(Extracted data entries)
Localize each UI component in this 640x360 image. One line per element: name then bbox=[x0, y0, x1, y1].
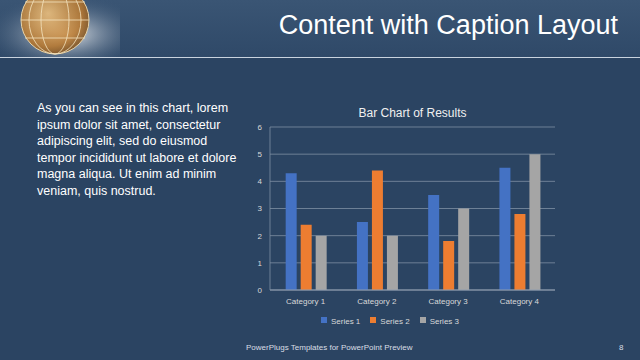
svg-text:0: 0 bbox=[258, 286, 263, 295]
html-text:Bar Chart of Results: Bar Chart of Results bbox=[358, 106, 467, 120]
html-text:Series 3: Series 3 bbox=[429, 317, 459, 326]
html-text:Series 1: Series 1 bbox=[331, 317, 361, 326]
svg-text:1: 1 bbox=[258, 259, 263, 268]
svg-text:Category 4: Category 4 bbox=[500, 297, 540, 306]
svg-text:6: 6 bbox=[258, 123, 263, 132]
html-text:Content with Caption Layout: Content with Caption Layout bbox=[278, 10, 618, 40]
svg-text:4: 4 bbox=[258, 177, 263, 186]
html-text:8: 8 bbox=[619, 343, 624, 352]
svg-text:Category 3: Category 3 bbox=[429, 297, 469, 306]
html-text:Series 2: Series 2 bbox=[380, 317, 410, 326]
svg-text:3: 3 bbox=[258, 204, 263, 213]
svg-text:2: 2 bbox=[258, 232, 263, 241]
svg-text:Category 2: Category 2 bbox=[357, 297, 397, 306]
html-text:As you can see in this chart,: As you can see in this chart, lorem ipsu… bbox=[37, 101, 237, 198]
html-text:PowerPlugs Templates for Power: PowerPlugs Templates for PowerPoint Prev… bbox=[246, 343, 413, 352]
svg-text:5: 5 bbox=[258, 150, 263, 159]
svg-text:Category 1: Category 1 bbox=[286, 297, 326, 306]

### Exercise objective
Render every line of the data above as a numbered list, omitting blank lines. Leave out the pictures.

### The completed task
1. Localize each UI component in this 640x360 image. One line per element: name then bbox=[x0, y0, x1, y1].
2. svg-text:0: 0 bbox=[258, 286, 263, 295]
3. html-text:Bar Chart of Results: Bar Chart of Results bbox=[358, 106, 467, 120]
4. html-text:Series 3: Series 3 bbox=[429, 317, 459, 326]
5. html-text:Series 1: Series 1 bbox=[331, 317, 361, 326]
6. svg-text:1: 1 bbox=[258, 259, 263, 268]
7. svg-text:Category 4: Category 4 bbox=[500, 297, 540, 306]
8. svg-text:6: 6 bbox=[258, 123, 263, 132]
9. html-text:Content with Caption Layout: Content with Caption Layout bbox=[278, 10, 618, 40]
10. svg-text:4: 4 bbox=[258, 177, 263, 186]
11. html-text:8: 8 bbox=[619, 343, 624, 352]
12. svg-text:Category 3: Category 3 bbox=[429, 297, 469, 306]
13. html-text:Series 2: Series 2 bbox=[380, 317, 410, 326]
14. svg-text:3: 3 bbox=[258, 204, 263, 213]
15. svg-text:2: 2 bbox=[258, 232, 263, 241]
16. svg-text:Category 2: Category 2 bbox=[357, 297, 397, 306]
17. html-text:As you can see in this chart,: As you can see in this chart, lorem ipsu… bbox=[37, 101, 237, 198]
18. html-text:PowerPlugs Templates for Power: PowerPlugs Templates for PowerPoint Prev… bbox=[246, 343, 413, 352]
19. svg-text:5: 5 bbox=[258, 150, 263, 159]
20. svg-text:Category 1: Category 1 bbox=[286, 297, 326, 306]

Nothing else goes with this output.